■ EXERCISE DETAILS ■
Which lines in the records below contain the word "this"? Copy each one out.

(Saved entries)
* start *

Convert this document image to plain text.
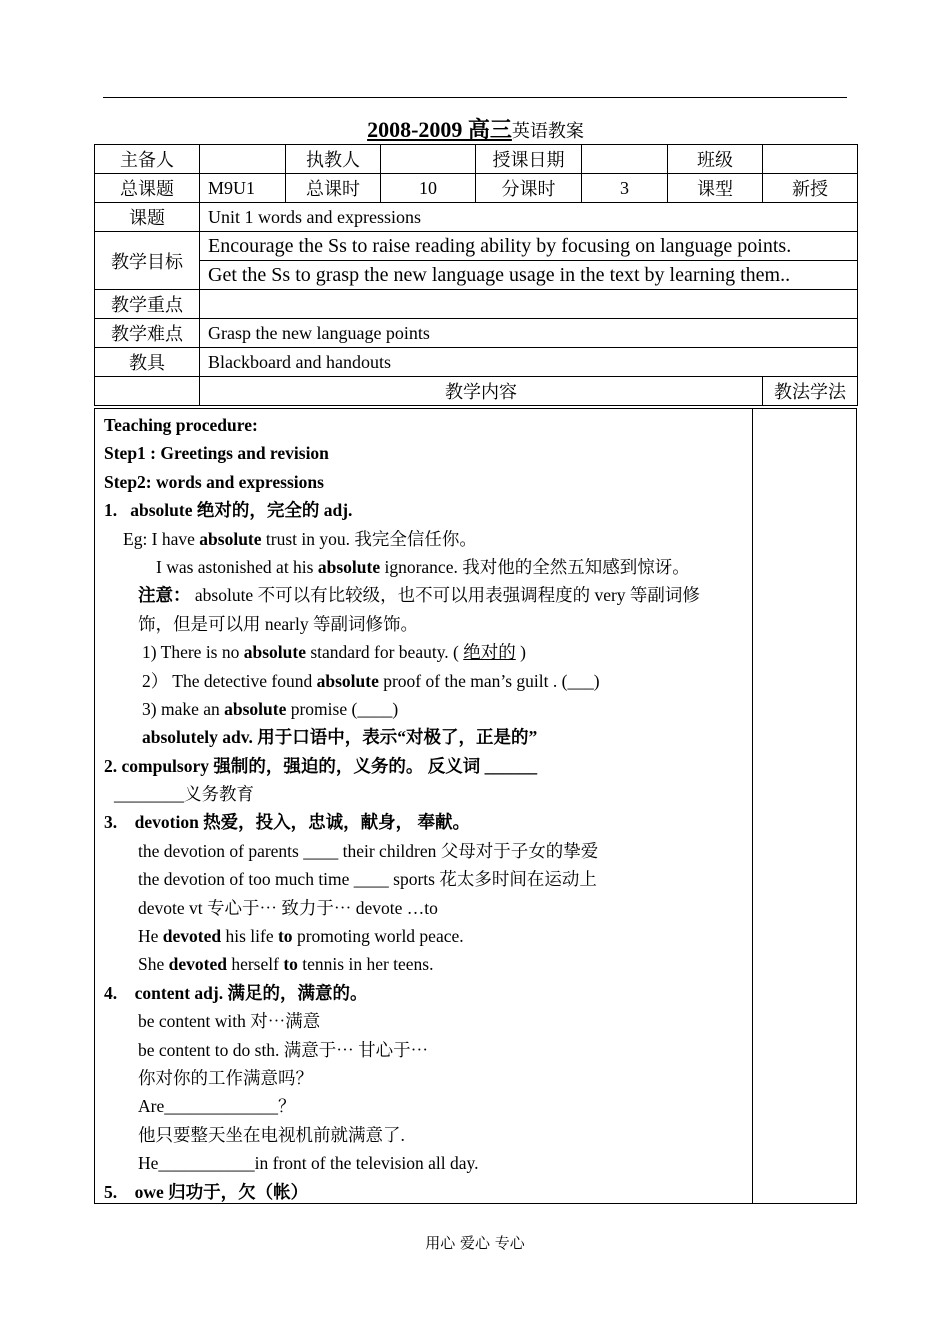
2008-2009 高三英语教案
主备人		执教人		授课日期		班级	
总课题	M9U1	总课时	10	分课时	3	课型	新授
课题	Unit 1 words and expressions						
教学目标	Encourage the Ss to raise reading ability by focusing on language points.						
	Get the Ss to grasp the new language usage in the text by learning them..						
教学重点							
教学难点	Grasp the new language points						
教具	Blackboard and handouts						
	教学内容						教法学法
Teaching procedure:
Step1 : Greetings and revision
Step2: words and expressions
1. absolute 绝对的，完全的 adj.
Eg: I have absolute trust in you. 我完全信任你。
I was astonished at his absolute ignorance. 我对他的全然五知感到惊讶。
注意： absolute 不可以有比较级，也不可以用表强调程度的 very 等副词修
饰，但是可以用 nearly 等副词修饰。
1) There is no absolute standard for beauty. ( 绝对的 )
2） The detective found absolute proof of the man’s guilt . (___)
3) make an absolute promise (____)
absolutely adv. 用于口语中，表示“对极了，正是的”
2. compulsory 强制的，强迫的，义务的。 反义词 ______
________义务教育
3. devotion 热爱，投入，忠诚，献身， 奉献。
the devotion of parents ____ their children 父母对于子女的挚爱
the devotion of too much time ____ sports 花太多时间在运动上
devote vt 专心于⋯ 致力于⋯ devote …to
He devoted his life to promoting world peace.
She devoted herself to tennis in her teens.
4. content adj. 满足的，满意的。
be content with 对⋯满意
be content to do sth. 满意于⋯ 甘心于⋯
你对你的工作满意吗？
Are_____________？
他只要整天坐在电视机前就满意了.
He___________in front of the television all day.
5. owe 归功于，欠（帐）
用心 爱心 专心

* end *
* start *

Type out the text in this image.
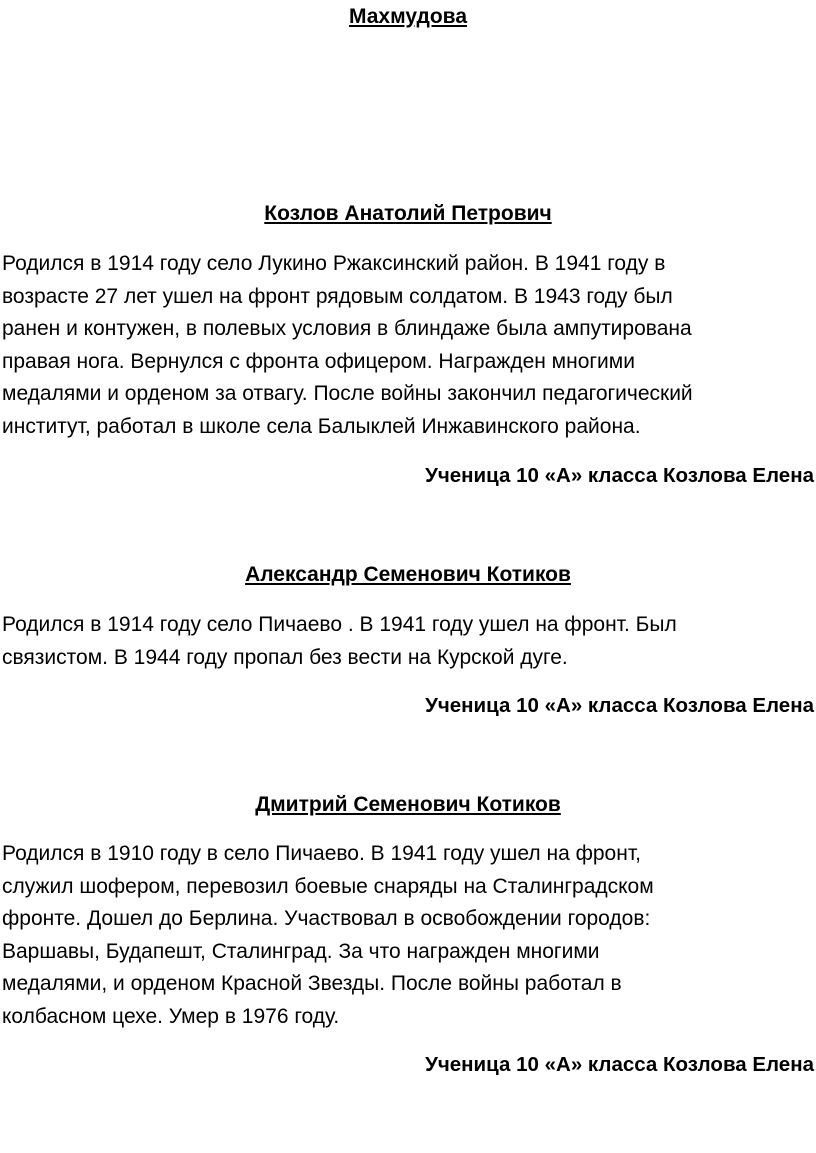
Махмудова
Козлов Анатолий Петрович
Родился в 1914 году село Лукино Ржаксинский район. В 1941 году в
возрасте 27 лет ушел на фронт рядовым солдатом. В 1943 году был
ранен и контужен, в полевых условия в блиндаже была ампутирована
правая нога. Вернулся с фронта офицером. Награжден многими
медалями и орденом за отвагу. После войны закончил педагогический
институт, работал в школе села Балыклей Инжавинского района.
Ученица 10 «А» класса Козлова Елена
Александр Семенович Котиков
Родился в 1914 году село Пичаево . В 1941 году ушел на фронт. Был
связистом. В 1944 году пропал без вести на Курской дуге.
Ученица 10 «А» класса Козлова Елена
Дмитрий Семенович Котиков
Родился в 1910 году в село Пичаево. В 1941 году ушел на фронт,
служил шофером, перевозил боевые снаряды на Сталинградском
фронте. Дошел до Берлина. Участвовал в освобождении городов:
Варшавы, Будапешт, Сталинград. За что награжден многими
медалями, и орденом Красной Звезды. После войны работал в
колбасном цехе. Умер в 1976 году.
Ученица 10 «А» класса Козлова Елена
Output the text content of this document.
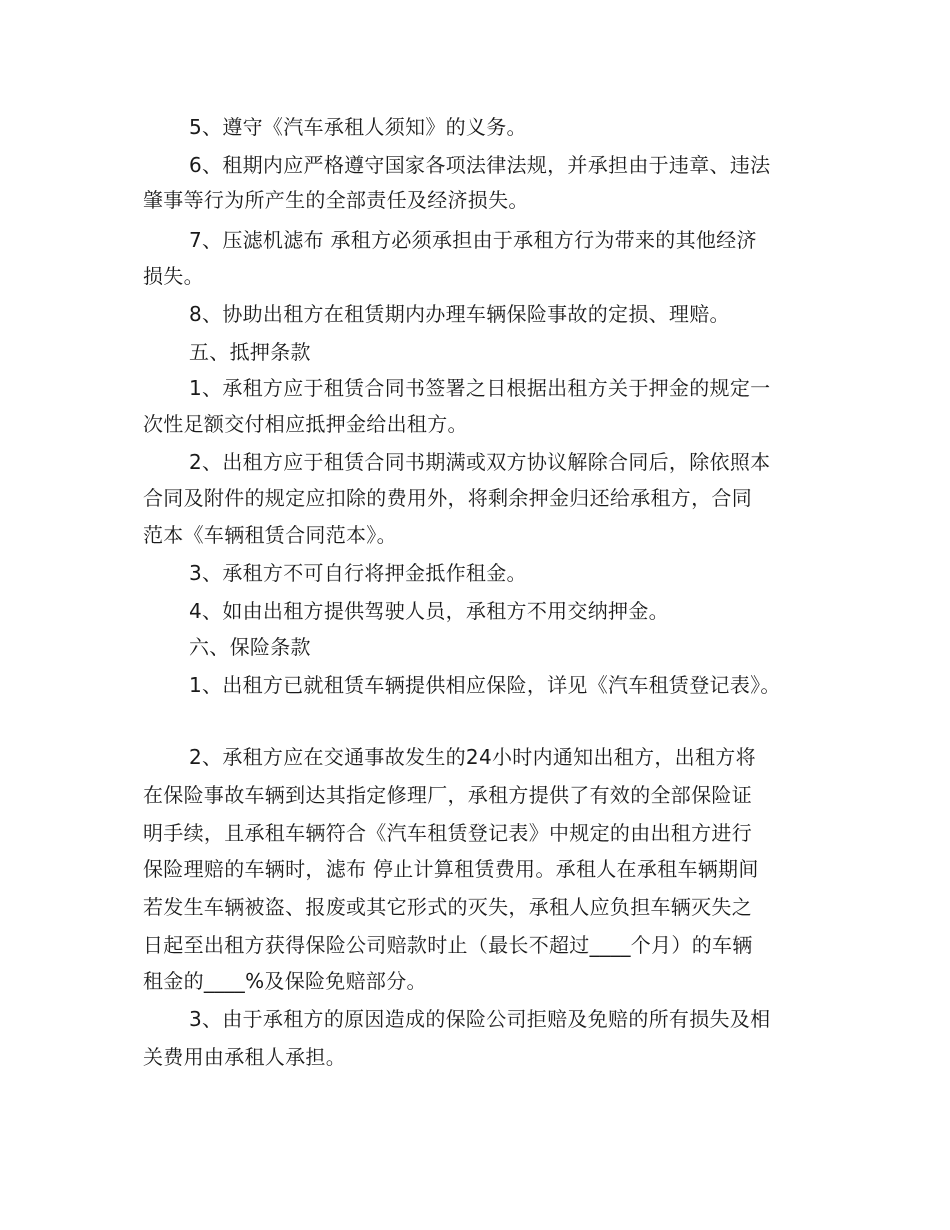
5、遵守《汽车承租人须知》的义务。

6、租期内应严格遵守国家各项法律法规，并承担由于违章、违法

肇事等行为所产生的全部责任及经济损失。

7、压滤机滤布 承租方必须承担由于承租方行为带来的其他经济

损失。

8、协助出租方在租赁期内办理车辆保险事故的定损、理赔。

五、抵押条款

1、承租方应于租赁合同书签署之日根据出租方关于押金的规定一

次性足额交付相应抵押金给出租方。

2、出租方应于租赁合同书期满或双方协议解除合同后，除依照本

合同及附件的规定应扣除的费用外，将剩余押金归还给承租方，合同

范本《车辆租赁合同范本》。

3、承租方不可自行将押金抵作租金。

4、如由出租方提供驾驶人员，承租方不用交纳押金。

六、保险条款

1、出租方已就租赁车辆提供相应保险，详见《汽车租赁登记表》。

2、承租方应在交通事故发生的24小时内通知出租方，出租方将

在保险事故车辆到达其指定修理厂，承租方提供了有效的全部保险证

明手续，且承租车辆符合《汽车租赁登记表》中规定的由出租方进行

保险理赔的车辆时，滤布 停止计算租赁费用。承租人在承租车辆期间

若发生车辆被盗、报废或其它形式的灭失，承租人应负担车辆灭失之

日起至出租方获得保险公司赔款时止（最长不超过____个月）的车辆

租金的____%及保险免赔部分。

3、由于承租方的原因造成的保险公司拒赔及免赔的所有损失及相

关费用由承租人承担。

* end *
* start *

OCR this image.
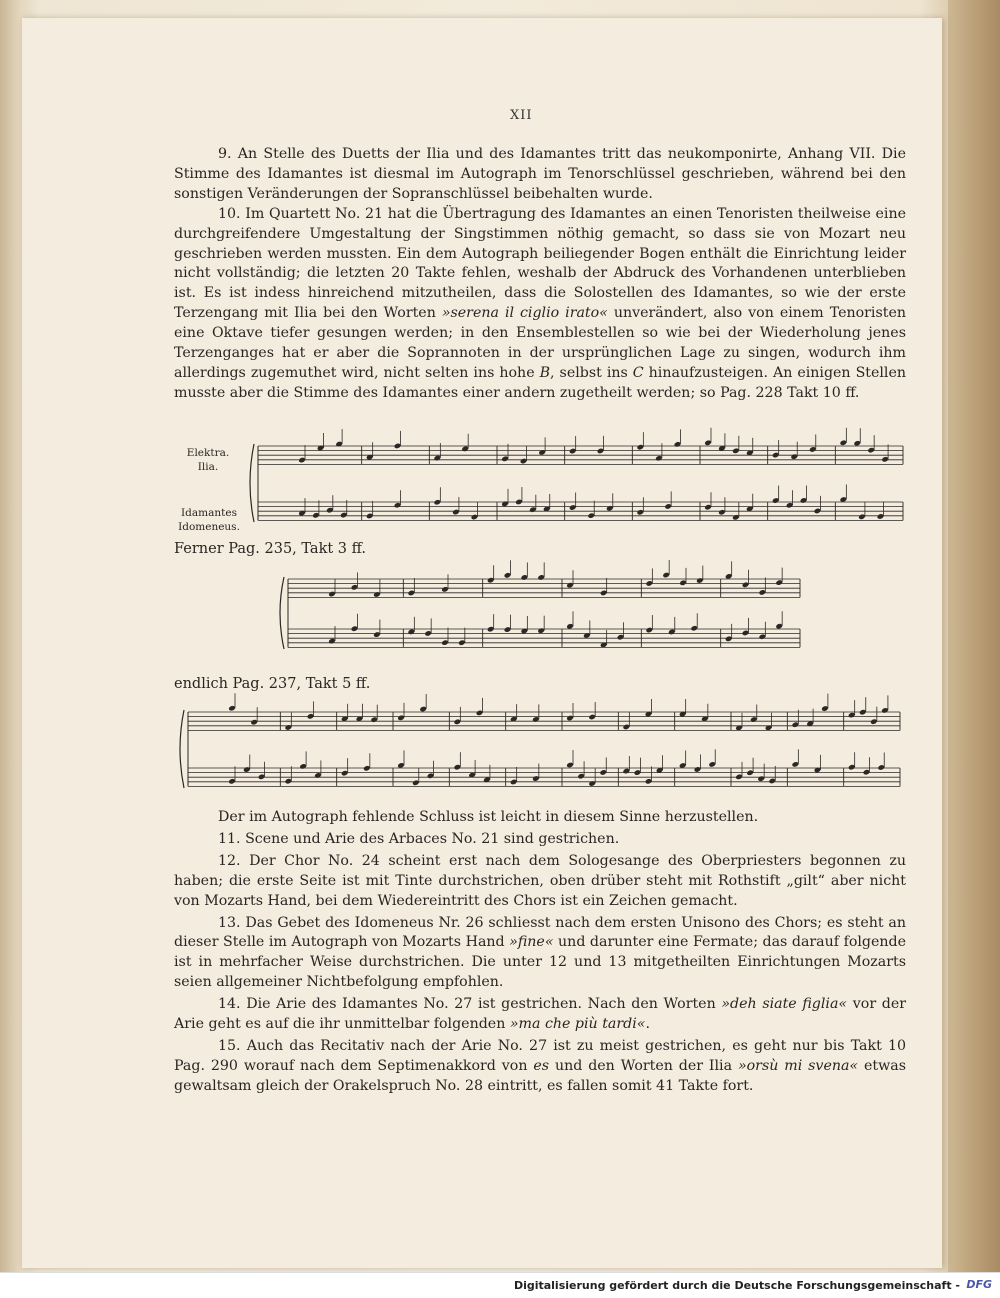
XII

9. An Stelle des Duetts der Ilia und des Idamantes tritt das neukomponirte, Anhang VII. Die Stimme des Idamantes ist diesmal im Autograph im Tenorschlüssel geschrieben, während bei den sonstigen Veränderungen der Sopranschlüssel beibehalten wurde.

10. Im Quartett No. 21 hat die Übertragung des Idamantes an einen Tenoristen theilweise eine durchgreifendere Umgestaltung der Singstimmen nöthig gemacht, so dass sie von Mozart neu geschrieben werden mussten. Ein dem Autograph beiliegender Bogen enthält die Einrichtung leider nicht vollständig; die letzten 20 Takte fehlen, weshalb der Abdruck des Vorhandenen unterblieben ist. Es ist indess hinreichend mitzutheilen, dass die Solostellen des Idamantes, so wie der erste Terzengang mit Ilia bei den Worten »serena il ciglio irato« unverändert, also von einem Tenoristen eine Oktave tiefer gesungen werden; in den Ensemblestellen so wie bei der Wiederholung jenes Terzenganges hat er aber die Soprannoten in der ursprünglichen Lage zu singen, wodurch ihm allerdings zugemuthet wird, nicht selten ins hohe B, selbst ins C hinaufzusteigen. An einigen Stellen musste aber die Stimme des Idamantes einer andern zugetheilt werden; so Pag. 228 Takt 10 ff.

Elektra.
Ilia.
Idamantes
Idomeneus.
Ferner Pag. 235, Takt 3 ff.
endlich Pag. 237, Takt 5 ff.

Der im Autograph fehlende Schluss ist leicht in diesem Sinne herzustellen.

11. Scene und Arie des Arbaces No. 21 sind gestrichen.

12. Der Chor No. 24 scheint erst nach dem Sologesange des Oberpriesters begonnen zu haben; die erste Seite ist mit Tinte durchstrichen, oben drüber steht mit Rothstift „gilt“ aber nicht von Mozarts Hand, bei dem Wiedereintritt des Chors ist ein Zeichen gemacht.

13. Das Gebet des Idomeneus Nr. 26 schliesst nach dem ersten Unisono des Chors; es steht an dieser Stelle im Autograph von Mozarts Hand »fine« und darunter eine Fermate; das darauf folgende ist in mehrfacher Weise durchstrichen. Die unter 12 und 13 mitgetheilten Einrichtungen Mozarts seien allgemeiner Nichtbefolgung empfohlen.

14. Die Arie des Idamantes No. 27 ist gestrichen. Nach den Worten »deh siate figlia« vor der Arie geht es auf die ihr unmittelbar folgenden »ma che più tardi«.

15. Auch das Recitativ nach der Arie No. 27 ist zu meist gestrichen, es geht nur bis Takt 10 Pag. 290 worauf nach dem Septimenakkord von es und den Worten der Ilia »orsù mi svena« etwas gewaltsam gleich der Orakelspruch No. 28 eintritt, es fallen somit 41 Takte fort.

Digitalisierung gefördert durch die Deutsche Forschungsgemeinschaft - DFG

* end *

■ EXERCISE SOLUTION ■
Convert this document image to plain text.
Type out the text in this image.
Output the text content of this document.
OCR this image.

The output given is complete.